__PREGUNTAS DE ESTUDIO__:
**1)** Copie literalmente, del texto sobre el origen de CALIVRA, el tramo comprendido entre "Integrar lo que" y "proceso nace CALIVRA.".
**2)** Reescriba como lista breve el párrafo del texto sobre el origen de CALIVRA que empieza con "Pero durante mucho tiempo mi respuesta", conservando sus datos principales.

__FRAGMENTO DEL DOCUMENTO__:
Comencé mi camino como médica anestesióloga y, con el tiempo, mi propia experiencia de salud empezó a transformar profundamente mi manera de entender y ejercer la medicina.
Durante los meses de confinamiento por la pandemia empecé a explorar el mundo de la medicina ortomolecular. Casi en simultáneo, un síntoma cardiológico me obligó a mirar mi propia salud desde otro lugar y terminó convirtiéndose en un punto de inflexión tanto personal como profesional. Empecé a aplicar en mí misma muchas de las herramientas que estaba aprendiendo y, por primera vez, a preguntarme no solamente cómo tratar un síntoma, sino qué información podía estar trayendo ese síntoma sobre la manera en la que estaba viviendo.
A partir de ahí estudié muchísimo. Me formé en Sueroterapia —integrando también mi experiencia como anestesióloga—, Medicina Antienvejecimiento, Medicina Ortomolecular y Endocrinología, Psicoinmunoendocrinología, Suplementación Nutricional Integrativa y Medicina Frecuencial, además de otras herramientas que ampliaron cada vez más mi manera de comprender la salud.
Pero durante mucho tiempo mi respuesta frente a aquello que no entendía seguía siendo la misma: buscar más información. En mi profesión hacía cursos, estudiaba y acumulaba herramientas porque creía que saber más me iba a hacer sentir más segura y preparada. En mi salud hacía algo parecido: investigaba, probaba suplementos, hábitos, protocolos y diferentes estrategias intentando encontrar la respuesta que me faltaba.
El problema no era la información ni las herramientas. El problema fue darme cuenta de que saber cada vez más no necesariamente estaba cambiando la manera en la que vivía, decidía o ejercía mi profesión.
Ese descubrimiento cambió profundamente mi manera de verme a mí misma y también mi forma de acompañar a pacientes y profesionales.
Empecé a calibrar mi sistema nervioso, a observar cómo me hablaba, desde qué lugar tomaba mis decisiones y qué formas de responder repetía sin darme cuenta. Empecé a escuchar más mi cuerpo, a conocerme, a preguntarme qué quería realmente, qué tenía sentido para mí y qué ya no. Y, sobre todo, empecé a hacer algo que hasta entonces había hecho mucho menos: integrar.
Integrar lo que sabía con lo que experimentaba. La medicina con el cuerpo. El conocimiento con el autoconocimiento. La información con mi contexto. Dejar de sumar herramientas simplemente porque existían y empezar a desarrollar criterio para distinguir cuáles necesitaba, cuándo y para qué.
Y ahí empezó a aparecer claridad.
Claridad para tomar decisiones sobre mi salud. Para reconocer que ya no quería ejercer mi profesión de la manera en la que lo venía haciendo. Para elegir qué conservar de todo lo que había aprendido, qué dejar y hacia dónde quería avanzar. Y, fundamentalmente, para empezar a convertir todo ese conocimiento en decisiones y acciones concretas que transformaran mi realidad.
De ese proceso nace CALIVRA.
No como una teoría que primero diseñé y después empecé a aplicar, sino como una forma de ordenar e integrar aquello que había experimentado en mi propio proceso personal y profesional.

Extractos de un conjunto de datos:
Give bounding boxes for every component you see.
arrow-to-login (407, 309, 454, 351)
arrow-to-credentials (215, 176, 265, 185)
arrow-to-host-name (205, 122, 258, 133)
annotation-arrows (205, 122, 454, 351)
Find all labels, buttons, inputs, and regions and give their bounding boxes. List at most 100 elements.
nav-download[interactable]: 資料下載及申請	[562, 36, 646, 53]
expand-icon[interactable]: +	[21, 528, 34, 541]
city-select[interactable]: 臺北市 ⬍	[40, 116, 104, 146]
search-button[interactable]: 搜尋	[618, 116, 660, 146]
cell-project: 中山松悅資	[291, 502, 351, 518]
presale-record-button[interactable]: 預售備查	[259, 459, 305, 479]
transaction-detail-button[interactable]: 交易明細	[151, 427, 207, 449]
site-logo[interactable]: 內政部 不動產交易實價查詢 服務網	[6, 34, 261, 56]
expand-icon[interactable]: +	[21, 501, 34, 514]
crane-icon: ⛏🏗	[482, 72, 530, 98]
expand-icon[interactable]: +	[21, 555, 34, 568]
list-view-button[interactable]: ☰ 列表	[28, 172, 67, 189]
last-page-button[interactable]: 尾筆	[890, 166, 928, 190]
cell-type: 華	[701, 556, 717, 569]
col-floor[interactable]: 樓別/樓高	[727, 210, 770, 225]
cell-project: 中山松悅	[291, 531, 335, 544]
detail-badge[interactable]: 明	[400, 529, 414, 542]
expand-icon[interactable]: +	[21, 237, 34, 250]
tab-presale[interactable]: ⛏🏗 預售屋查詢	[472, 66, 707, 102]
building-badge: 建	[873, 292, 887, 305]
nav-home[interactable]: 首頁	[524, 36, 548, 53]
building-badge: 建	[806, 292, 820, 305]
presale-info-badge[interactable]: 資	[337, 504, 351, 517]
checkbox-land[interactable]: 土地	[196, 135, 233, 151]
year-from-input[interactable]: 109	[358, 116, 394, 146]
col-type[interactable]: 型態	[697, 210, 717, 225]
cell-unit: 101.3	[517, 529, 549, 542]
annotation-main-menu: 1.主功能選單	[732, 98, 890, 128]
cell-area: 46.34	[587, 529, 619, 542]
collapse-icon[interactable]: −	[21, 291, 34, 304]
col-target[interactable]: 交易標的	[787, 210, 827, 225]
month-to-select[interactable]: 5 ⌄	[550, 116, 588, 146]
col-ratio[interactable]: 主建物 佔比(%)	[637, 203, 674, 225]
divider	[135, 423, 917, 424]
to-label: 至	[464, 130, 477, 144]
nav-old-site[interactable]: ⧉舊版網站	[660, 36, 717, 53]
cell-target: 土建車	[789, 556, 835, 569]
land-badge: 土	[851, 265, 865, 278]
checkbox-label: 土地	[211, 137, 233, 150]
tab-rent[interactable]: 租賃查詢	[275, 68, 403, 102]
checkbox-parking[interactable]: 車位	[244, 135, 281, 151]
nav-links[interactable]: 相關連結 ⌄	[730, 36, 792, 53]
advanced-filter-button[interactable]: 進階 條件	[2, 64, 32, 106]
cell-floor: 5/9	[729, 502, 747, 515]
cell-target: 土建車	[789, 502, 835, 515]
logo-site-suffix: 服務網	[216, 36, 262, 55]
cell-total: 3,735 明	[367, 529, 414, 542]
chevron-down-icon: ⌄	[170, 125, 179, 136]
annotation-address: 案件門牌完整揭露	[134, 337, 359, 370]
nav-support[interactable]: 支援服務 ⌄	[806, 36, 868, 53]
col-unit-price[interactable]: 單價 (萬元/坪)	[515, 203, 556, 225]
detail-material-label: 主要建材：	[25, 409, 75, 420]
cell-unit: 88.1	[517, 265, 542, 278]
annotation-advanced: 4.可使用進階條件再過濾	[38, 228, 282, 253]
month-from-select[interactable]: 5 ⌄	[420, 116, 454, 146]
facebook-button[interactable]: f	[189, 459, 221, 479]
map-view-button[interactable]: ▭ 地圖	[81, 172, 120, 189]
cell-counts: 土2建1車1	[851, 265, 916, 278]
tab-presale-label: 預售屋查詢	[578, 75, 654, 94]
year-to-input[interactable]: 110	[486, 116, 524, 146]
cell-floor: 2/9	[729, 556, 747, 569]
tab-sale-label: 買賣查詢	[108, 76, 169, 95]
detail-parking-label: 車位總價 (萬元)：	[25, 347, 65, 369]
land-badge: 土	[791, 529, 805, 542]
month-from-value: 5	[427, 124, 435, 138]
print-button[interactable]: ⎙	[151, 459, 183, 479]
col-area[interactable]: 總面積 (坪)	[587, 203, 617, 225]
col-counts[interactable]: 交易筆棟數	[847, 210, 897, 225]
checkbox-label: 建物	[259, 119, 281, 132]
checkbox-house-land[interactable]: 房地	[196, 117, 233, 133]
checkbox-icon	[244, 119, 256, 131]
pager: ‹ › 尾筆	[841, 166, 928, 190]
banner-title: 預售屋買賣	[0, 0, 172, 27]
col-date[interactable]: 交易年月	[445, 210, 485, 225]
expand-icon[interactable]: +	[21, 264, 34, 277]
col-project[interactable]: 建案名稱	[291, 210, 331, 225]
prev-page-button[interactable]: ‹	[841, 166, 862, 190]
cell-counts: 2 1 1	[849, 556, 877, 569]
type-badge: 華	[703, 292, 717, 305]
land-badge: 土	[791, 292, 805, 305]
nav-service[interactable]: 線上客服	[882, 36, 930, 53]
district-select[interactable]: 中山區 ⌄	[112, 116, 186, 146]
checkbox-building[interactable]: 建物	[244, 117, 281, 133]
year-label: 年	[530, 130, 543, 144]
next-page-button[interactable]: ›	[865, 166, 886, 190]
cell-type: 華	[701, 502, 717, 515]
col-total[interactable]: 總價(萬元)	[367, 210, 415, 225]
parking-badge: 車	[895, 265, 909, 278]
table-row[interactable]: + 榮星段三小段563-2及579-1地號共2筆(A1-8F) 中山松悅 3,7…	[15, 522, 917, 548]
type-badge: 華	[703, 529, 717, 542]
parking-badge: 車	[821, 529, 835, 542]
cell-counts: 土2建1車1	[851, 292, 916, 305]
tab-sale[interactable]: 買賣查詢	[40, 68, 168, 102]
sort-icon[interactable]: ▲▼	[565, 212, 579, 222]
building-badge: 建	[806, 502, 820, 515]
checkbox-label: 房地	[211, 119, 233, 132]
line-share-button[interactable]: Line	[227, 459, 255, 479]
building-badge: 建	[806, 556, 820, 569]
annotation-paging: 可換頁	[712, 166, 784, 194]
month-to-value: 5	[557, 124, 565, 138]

__TAREAS RESUELTAS__:
**1)**
Integrar lo que sabía con lo que experimentaba. La medicina con el cuerpo. El conocimiento con el autoconocimiento. La información con mi contexto. Dejar de sumar herramientas simplemente porque existían y empezar a desarrollar criterio para distinguir cuáles necesitaba, cuándo y para qué.
Y ahí empezó a aparecer claridad.
Claridad para tomar decisiones sobre mi salud. Para reconocer que ya no quería ejercer mi profesión de la manera en la que lo venía haciendo. Para elegir qué conservar de todo lo que había aprendido, qué dejar y hacia dónde quería avanzar. Y, fundamentalmente, para empezar a convertir todo ese conocimiento en decisiones y acciones concretas que transformaran mi realidad.
De ese proceso nace CALIVRA.

**2)**
- Ante lo que no entendía, mi respuesta seguía siendo buscar más información.
- En la profesión: hacía cursos, estudiaba y acumulaba herramientas, creyendo que saber más me haría sentir más segura y preparada.
- En la salud: investigaba y probaba suplementos, hábitos, protocolos y distintas estrategias para encontrar la respuesta que me faltaba.